╔══

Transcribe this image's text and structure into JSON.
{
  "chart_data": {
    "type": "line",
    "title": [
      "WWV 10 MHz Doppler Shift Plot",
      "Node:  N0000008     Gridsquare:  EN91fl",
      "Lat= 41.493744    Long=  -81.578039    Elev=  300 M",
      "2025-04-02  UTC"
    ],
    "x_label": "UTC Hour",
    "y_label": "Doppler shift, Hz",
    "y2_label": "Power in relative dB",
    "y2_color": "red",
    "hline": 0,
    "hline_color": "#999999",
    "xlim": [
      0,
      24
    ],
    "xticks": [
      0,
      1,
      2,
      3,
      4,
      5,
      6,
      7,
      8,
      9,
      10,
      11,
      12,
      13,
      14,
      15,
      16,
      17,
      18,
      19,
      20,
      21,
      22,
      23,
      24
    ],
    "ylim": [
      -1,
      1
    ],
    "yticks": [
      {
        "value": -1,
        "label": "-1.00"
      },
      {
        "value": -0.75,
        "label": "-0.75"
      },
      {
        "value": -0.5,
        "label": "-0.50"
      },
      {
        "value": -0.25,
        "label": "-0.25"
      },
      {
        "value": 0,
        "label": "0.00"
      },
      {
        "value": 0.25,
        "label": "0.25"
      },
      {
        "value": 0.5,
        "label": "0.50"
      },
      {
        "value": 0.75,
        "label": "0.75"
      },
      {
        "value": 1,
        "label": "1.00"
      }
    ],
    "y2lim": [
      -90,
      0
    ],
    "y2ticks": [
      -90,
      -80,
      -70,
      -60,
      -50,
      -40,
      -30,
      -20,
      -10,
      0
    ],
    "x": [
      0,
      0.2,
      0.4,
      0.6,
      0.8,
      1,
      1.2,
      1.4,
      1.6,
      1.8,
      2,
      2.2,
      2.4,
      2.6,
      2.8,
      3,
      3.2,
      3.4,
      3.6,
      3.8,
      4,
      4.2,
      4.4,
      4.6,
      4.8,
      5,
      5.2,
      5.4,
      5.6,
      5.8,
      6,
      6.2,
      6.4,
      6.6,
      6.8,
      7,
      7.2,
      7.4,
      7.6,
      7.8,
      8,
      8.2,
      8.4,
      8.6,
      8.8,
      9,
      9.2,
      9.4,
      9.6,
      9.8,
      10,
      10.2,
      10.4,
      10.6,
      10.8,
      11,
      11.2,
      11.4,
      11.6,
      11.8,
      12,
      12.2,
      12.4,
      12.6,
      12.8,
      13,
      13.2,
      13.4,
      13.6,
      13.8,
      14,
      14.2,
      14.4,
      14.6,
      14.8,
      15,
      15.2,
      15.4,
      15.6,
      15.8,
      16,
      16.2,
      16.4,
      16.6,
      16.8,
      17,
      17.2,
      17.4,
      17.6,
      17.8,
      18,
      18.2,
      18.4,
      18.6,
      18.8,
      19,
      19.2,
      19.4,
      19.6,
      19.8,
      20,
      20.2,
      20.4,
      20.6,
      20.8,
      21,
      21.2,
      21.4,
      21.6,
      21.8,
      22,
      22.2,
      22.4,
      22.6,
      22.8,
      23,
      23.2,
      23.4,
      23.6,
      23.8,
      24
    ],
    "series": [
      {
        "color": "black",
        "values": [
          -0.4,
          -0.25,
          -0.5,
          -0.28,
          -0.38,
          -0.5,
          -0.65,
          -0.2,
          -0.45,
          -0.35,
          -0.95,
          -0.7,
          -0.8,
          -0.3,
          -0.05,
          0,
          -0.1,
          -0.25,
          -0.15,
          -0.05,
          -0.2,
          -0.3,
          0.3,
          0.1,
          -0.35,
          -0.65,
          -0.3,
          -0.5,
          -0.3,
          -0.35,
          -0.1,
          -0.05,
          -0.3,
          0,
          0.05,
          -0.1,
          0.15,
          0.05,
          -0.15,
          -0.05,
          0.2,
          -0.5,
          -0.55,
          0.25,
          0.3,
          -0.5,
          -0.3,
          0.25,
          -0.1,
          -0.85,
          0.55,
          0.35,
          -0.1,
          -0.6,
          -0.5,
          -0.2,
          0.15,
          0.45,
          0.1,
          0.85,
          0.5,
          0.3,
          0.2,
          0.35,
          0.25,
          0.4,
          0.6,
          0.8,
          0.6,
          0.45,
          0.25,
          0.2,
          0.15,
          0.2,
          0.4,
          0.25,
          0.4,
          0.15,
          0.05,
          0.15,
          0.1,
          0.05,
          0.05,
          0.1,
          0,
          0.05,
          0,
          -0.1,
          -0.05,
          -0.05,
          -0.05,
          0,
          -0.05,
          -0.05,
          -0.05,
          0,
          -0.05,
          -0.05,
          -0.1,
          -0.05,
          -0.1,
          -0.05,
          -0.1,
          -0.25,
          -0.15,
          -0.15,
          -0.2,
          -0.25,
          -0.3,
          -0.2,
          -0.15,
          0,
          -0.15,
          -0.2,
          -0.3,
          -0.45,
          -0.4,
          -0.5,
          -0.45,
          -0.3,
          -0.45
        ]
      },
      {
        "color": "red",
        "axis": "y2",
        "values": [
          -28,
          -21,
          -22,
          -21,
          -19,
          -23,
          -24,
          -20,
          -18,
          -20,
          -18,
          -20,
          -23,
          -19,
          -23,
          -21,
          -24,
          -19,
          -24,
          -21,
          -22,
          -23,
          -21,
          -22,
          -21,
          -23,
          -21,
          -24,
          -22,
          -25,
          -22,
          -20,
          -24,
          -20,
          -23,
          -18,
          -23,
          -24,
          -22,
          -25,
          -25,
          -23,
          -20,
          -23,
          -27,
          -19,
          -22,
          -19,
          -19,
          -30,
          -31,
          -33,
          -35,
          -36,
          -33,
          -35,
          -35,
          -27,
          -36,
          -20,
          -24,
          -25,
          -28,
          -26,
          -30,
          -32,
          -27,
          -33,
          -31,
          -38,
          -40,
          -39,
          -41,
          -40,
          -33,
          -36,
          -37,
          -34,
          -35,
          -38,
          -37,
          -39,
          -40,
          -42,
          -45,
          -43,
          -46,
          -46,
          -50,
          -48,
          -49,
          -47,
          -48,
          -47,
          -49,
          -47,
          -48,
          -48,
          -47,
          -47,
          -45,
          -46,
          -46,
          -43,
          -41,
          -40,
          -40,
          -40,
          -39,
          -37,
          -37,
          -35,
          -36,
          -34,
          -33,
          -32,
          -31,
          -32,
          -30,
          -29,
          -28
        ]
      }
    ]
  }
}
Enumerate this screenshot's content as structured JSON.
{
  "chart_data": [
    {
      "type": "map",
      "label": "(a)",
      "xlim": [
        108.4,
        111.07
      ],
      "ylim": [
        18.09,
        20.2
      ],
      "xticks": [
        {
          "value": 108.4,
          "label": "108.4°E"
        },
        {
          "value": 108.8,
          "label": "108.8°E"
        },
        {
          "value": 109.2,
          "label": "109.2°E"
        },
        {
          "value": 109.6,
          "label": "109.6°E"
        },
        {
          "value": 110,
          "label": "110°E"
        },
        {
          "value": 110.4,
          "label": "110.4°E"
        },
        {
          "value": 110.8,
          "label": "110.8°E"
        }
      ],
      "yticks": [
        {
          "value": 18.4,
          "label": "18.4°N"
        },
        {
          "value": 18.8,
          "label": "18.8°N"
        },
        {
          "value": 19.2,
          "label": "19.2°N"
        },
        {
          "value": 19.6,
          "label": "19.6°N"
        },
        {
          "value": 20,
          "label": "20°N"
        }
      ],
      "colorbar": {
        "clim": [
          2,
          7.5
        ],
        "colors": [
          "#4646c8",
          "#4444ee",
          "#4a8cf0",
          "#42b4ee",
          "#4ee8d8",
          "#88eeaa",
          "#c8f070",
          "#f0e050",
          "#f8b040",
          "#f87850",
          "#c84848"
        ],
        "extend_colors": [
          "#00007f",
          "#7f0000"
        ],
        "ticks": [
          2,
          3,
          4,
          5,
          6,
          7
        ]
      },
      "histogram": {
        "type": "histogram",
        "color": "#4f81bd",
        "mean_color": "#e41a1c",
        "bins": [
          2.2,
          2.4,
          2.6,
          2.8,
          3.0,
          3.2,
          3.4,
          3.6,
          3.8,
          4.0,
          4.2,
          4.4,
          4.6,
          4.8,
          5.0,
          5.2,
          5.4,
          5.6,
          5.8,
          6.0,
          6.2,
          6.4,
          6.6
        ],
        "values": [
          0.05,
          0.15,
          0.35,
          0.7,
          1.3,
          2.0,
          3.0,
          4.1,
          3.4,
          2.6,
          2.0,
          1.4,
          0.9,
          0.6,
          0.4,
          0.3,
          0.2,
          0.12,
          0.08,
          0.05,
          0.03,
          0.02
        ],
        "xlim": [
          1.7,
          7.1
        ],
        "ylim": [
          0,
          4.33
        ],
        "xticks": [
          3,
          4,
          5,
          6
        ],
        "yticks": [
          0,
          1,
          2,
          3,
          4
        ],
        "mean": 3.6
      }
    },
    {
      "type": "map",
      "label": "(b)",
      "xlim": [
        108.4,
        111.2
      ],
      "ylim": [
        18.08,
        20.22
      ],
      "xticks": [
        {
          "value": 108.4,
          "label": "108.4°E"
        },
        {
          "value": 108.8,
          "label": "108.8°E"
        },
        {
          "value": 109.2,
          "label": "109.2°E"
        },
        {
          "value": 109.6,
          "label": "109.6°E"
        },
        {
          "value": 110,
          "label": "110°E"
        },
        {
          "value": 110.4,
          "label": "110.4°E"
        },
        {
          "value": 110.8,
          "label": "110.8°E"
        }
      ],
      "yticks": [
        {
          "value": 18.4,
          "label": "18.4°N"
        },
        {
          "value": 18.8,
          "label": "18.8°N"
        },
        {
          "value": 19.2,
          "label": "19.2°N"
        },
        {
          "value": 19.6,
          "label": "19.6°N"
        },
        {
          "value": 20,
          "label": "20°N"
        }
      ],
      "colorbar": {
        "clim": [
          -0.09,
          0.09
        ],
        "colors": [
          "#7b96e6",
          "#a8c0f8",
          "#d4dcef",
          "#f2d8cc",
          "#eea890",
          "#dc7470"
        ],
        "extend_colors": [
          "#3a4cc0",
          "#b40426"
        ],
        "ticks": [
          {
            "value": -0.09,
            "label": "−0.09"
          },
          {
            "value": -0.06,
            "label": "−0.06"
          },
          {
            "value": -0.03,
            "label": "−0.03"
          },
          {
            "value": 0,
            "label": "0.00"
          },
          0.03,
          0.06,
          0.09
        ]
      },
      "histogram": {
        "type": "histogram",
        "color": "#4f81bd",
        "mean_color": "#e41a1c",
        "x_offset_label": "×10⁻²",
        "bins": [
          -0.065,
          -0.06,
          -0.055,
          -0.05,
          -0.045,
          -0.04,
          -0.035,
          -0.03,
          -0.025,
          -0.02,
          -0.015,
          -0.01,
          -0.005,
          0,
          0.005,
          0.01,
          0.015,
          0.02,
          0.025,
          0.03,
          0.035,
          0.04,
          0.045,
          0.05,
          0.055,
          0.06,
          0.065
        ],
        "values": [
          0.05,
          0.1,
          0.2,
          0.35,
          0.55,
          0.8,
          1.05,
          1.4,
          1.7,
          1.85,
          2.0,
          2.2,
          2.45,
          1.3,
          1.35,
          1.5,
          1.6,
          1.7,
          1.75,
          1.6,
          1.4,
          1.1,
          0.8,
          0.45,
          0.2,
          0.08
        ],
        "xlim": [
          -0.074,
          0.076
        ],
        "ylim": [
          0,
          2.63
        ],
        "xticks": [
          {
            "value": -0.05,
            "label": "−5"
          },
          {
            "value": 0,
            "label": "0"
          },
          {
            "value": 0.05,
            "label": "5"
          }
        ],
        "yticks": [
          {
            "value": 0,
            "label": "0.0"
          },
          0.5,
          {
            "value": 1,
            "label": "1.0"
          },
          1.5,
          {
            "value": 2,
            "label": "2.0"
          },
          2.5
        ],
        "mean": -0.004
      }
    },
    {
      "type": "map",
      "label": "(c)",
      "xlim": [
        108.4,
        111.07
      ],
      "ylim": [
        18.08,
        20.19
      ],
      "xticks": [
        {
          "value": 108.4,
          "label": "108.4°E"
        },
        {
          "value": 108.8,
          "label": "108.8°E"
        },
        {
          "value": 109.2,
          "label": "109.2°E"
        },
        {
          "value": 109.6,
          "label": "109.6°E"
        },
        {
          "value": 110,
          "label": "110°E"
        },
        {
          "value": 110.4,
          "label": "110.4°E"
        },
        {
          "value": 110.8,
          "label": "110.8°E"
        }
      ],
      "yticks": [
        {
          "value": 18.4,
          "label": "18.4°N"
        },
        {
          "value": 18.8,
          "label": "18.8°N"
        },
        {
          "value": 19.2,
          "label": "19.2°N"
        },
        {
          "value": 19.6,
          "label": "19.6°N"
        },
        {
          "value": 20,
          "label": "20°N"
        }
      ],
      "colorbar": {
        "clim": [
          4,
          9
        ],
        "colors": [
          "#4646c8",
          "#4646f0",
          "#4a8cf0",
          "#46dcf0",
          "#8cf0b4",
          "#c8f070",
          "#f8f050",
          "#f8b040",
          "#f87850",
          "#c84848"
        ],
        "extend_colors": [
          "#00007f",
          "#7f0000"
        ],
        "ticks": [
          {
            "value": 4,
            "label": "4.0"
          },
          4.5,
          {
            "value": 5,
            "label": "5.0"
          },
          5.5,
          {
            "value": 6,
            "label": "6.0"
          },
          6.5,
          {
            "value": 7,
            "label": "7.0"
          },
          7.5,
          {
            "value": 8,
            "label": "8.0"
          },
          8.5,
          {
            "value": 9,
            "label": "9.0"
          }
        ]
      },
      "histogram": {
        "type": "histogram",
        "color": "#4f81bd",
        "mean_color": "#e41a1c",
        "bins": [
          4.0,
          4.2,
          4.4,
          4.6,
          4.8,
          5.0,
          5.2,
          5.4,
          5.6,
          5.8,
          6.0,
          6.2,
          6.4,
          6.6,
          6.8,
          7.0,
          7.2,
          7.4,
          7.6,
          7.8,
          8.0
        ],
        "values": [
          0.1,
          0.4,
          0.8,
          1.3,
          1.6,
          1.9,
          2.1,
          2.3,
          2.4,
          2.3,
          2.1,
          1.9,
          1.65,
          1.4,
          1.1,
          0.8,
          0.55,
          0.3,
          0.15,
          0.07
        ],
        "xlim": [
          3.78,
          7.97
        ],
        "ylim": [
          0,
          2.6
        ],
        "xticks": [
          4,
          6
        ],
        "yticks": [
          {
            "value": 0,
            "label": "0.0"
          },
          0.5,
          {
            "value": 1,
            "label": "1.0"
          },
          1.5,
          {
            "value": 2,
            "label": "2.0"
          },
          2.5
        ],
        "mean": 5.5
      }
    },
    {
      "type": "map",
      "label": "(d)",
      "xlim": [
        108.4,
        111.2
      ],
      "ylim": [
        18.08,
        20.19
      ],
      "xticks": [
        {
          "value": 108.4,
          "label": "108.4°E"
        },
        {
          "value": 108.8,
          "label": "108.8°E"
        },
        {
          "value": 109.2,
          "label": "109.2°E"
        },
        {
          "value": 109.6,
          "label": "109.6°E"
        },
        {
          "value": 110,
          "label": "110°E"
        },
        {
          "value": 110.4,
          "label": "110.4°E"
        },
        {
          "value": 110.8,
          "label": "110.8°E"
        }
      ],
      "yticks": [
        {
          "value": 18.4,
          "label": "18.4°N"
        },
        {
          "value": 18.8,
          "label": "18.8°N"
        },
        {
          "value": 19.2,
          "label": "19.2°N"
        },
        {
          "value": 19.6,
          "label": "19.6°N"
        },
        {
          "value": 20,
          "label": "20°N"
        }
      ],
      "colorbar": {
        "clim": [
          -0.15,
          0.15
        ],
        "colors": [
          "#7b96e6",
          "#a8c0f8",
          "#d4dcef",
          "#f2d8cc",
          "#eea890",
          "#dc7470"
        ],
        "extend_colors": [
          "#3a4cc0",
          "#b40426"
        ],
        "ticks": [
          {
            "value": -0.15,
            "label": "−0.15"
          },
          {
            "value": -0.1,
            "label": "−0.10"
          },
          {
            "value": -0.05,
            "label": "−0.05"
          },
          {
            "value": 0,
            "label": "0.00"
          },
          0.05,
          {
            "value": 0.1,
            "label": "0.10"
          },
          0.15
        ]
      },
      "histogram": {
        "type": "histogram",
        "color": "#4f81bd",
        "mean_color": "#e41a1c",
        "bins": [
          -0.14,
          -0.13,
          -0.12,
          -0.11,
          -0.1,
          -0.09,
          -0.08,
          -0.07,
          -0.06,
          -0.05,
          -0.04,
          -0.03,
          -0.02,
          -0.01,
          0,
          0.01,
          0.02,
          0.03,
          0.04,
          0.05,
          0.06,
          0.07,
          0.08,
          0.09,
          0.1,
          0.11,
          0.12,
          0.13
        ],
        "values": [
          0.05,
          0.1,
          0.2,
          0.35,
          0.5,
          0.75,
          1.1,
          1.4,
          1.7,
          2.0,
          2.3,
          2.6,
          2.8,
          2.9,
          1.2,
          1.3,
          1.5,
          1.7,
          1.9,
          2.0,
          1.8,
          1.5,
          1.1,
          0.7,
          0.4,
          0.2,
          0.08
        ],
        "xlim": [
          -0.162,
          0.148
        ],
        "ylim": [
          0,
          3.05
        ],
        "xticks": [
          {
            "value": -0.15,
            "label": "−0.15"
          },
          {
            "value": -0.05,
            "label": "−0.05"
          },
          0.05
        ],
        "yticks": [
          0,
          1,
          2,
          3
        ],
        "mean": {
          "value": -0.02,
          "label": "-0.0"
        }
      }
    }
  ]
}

╚══

Set exercise :: Search the listing above for the string "this". Copy every line that contains it.

Exercise response ::
Transcribe this image's text and structure into JSON.
Enumerate this screenshot's content as structured JSON.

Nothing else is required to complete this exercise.